Your instructions:
Take from the listing each line that has the string "building".

□ □ □ □ □

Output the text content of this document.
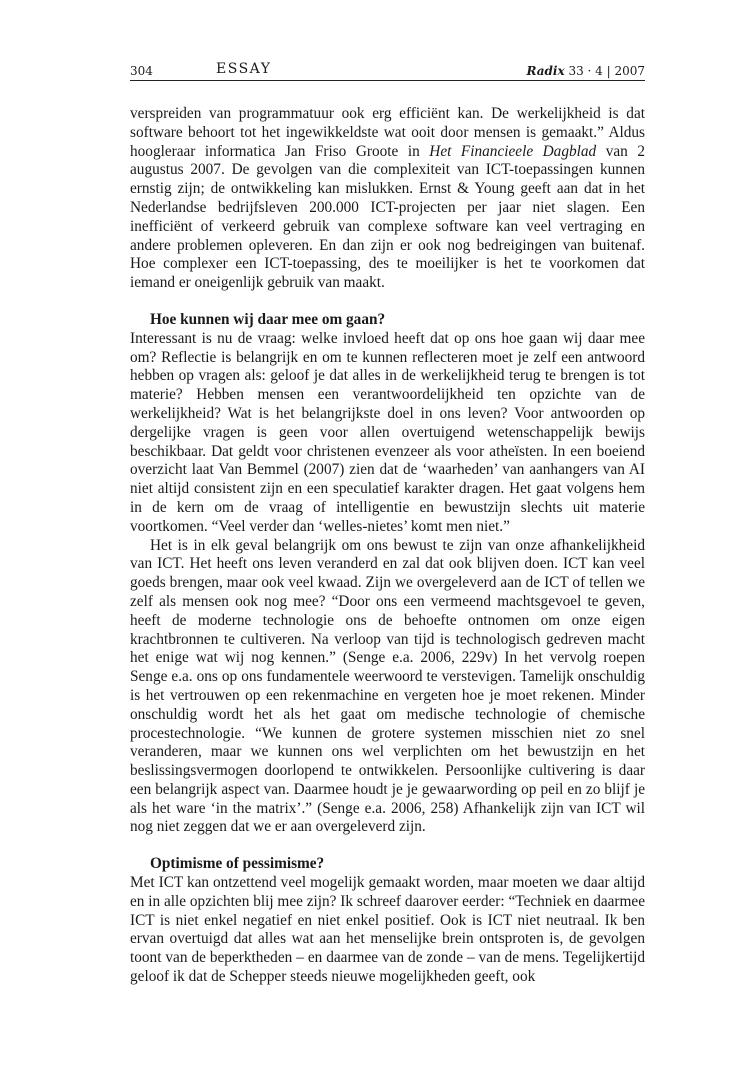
304	ESSAY	Radix 33 · 4 | 2007

verspreiden van programmatuur ook erg efficiënt kan. De werkelijkheid is dat software behoort tot het ingewikkeldste wat ooit door mensen is gemaakt.” Aldus hoogleraar informatica Jan Friso Groote in Het Financieele Dagblad van 2 augustus 2007. De gevolgen van die complexiteit van ICT-toepassingen kunnen ernstig zijn; de ontwikkeling kan mislukken. Ernst & Young geeft aan dat in het Nederlandse bedrijfsleven 200.000 ICT-projecten per jaar niet slagen. Een inefficiënt of verkeerd gebruik van complexe software kan veel vertraging en andere problemen opleveren. En dan zijn er ook nog bedreigingen van buitenaf. Hoe complexer een ICT-toepassing, des te moeilijker is het te voorkomen dat iemand er oneigenlijk gebruik van maakt.

Hoe kunnen wij daar mee om gaan?

Interessant is nu de vraag: welke invloed heeft dat op ons hoe gaan wij daar mee om? Reflectie is belangrijk en om te kunnen reflecteren moet je zelf een antwoord hebben op vragen als: geloof je dat alles in de werkelijkheid terug te brengen is tot materie? Hebben mensen een verantwoordelijkheid ten opzichte van de werkelijkheid? Wat is het belangrijkste doel in ons leven? Voor antwoorden op dergelijke vragen is geen voor allen overtuigend wetenschappelijk bewijs beschikbaar. Dat geldt voor christenen evenzeer als voor atheïsten. In een boeiend overzicht laat Van Bemmel (2007) zien dat de ‘waarheden’ van aanhangers van AI niet altijd consistent zijn en een speculatief karakter dragen. Het gaat volgens hem in de kern om de vraag of intelligentie en bewustzijn slechts uit materie voortkomen. “Veel verder dan ‘welles-nietes’ komt men niet.”

Het is in elk geval belangrijk om ons bewust te zijn van onze afhankelijkheid van ICT. Het heeft ons leven veranderd en zal dat ook blijven doen. ICT kan veel goeds brengen, maar ook veel kwaad. Zijn we overgeleverd aan de ICT of tellen we zelf als mensen ook nog mee? “Door ons een vermeend machtsgevoel te geven, heeft de moderne technologie ons de behoefte ontnomen om onze eigen krachtbronnen te cultiveren. Na verloop van tijd is technologisch gedreven macht het enige wat wij nog kennen.” (Senge e.a. 2006, 229v) In het vervolg roepen Senge e.a. ons op ons fundamentele weerwoord te verstevigen. Tamelijk onschuldig is het vertrouwen op een rekenmachine en vergeten hoe je moet rekenen. Minder onschuldig wordt het als het gaat om medische technologie of chemische procestechnologie. “We kunnen de grotere systemen misschien niet zo snel veranderen, maar we kunnen ons wel verplichten om het bewustzijn en het beslissingsvermogen doorlopend te ontwikkelen. Persoonlijke cultivering is daar een belangrijk aspect van. Daarmee houdt je je gewaarwording op peil en zo blijf je als het ware ‘in the matrix’.” (Senge e.a. 2006, 258) Afhankelijk zijn van ICT wil nog niet zeggen dat we er aan overgeleverd zijn.

Optimisme of pessimisme?

Met ICT kan ontzettend veel mogelijk gemaakt worden, maar moeten we daar altijd en in alle opzichten blij mee zijn? Ik schreef daarover eerder: “Techniek en daarmee ICT is niet enkel negatief en niet enkel positief. Ook is ICT niet neutraal. Ik ben ervan overtuigd dat alles wat aan het menselijke brein ontsproten is, de gevolgen toont van de beperktheden – en daarmee van de zonde – van de mens. Tegelijkertijd geloof ik dat de Schepper steeds nieuwe mogelijkheden geeft, ook
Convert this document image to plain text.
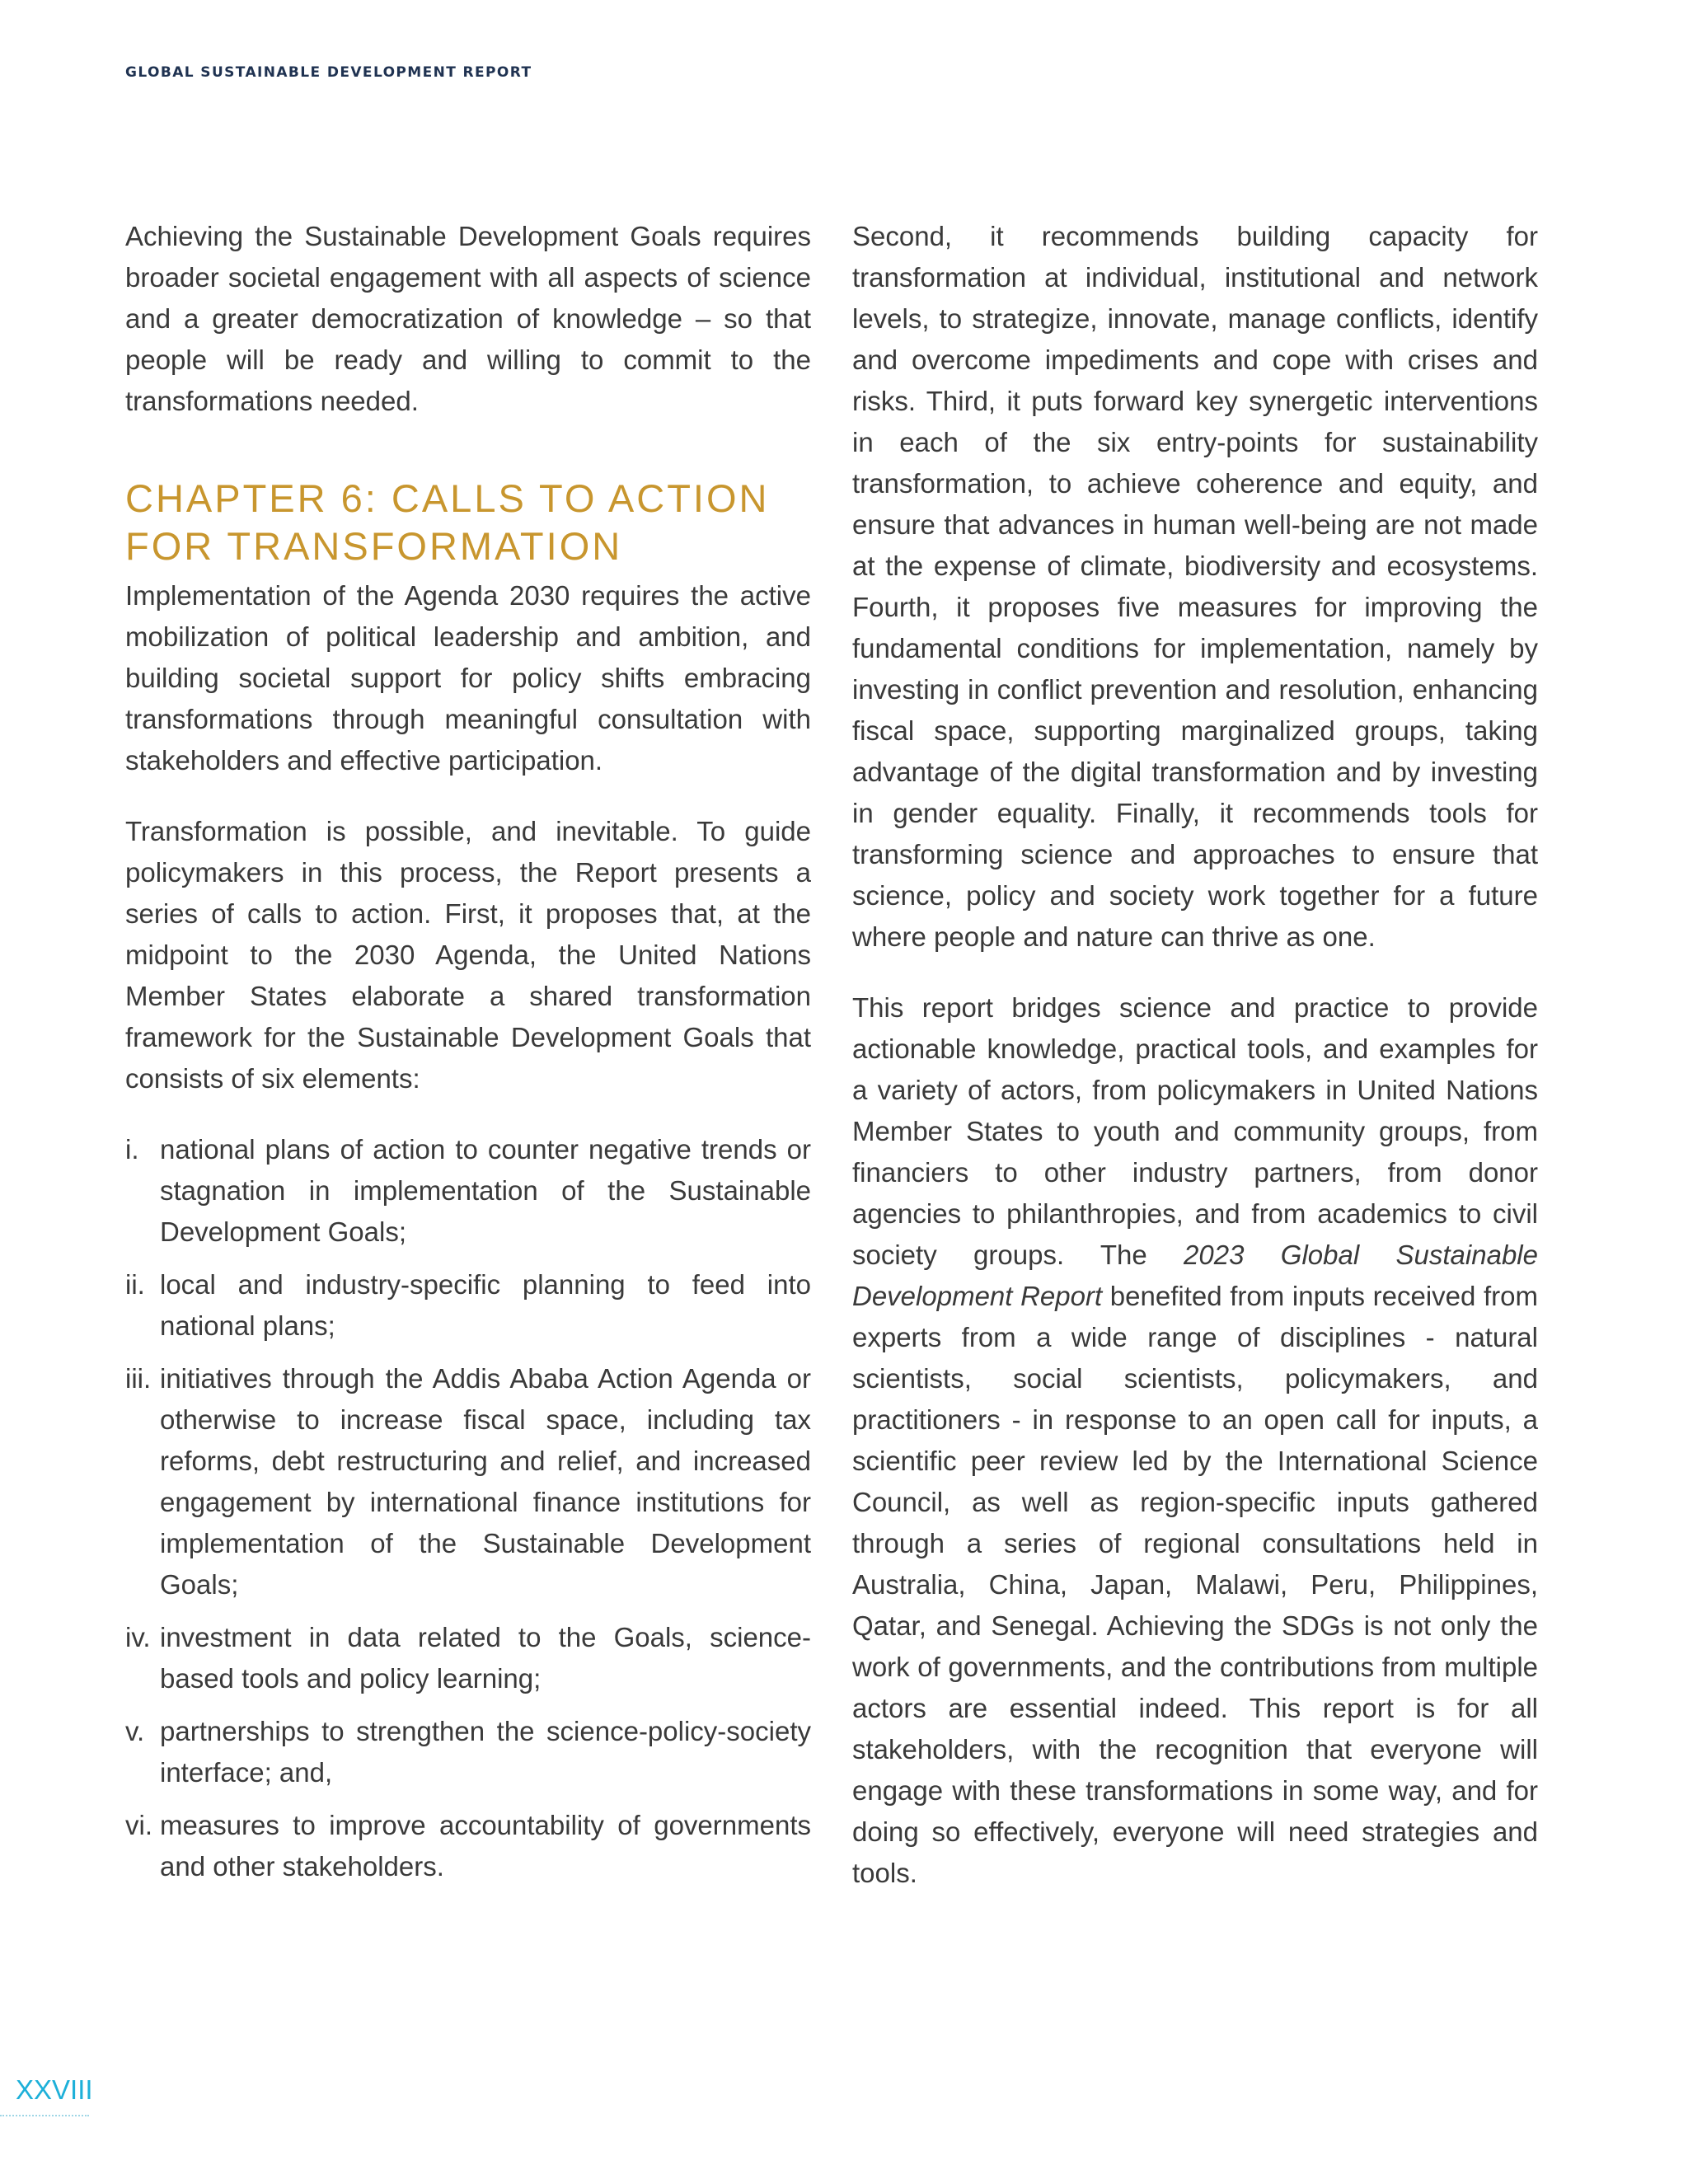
GLOBAL SUSTAINABLE DEVELOPMENT REPORT

Achieving the Sustainable Development Goals requires broader societal engagement with all aspects of science and a greater democratization of knowledge – so that people will be ready and willing to commit to the transformations needed.

CHAPTER 6: CALLS TO ACTION
FOR TRANSFORMATION

Implementation of the Agenda 2030 requires the active mobilization of political leadership and ambition, and building societal support for policy shifts embracing transformations through meaningful consultation with stakeholders and effective participation.

Transformation is possible, and inevitable. To guide policymakers in this process, the Report presents a series of calls to action. First, it proposes that, at the midpoint to the 2030 Agenda, the United Nations Member States elaborate a shared transformation framework for the Sustainable Development Goals that consists of six elements:

i. national plans of action to counter negative trends or stagnation in implementation of the Sustainable Development Goals;
ii. local and industry-specific planning to feed into national plans;
iii. initiatives through the Addis Ababa Action Agenda or otherwise to increase fiscal space, including tax reforms, debt restructuring and relief, and increased engagement by international finance institutions for implementation of the Sustainable Development Goals;
iv. investment in data related to the Goals, science-based tools and policy learning;
v. partnerships to strengthen the science-policy-society interface; and,
vi. measures to improve accountability of governments and other stakeholders.

Second, it recommends building capacity for transformation at individual, institutional and network levels, to strategize, innovate, manage conflicts, identify and overcome impediments and cope with crises and risks. Third, it puts forward key synergetic interventions in each of the six entry-points for sustainability transformation, to achieve coherence and equity, and ensure that advances in human well-being are not made at the expense of climate, biodiversity and ecosystems. Fourth, it proposes five measures for improving the fundamental conditions for implementation, namely by investing in conflict prevention and resolution, enhancing fiscal space, supporting marginalized groups, taking advantage of the digital transformation and by investing in gender equality. Finally, it recommends tools for transforming science and approaches to ensure that science, policy and society work together for a future where people and nature can thrive as one.

This report bridges science and practice to provide actionable knowledge, practical tools, and examples for a variety of actors, from policymakers in United Nations Member States to youth and community groups, from financiers to other industry partners, from donor agencies to philanthropies, and from academics to civil society groups. The 2023 Global Sustainable Development Report benefited from inputs received from experts from a wide range of disciplines - natural scientists, social scientists, policymakers, and practitioners - in response to an open call for inputs, a scientific peer review led by the International Science Council, as well as region-specific inputs gathered through a series of regional consultations held in Australia, China, Japan, Malawi, Peru, Philippines, Qatar, and Senegal. Achieving the SDGs is not only the work of governments, and the contributions from multiple actors are essential indeed. This report is for all stakeholders, with the recognition that everyone will engage with these transformations in some way, and for doing so effectively, everyone will need strategies and tools.

XXVIII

□ □ □ □ □

Full output:
Implementation of the Agenda 2030 requires the active mobilization of political leadership and ambition, and building societal support for policy shifts embracing transformations through meaningful consultation with stakeholders and effective participation.
Second, it recommends building capacity for transformation at individual, institutional and network levels, to strategize, innovate, manage conflicts, identify and overcome impediments and cope with crises and risks. Third, it puts forward key synergetic interventions in each of the six entry-points for sustainability transformation, to achieve coherence and equity, and ensure that advances in human well-being are not made at the expense of climate, biodiversity and ecosystems. Fourth, it proposes five measures for improving the fundamental conditions for implementation, namely by investing in conflict prevention and resolution, enhancing fiscal space, supporting marginalized groups, taking advantage of the digital transformation and by investing in gender equality. Finally, it recommends tools for transforming science and approaches to ensure that science, policy and society work together for a future where people and nature can thrive as one.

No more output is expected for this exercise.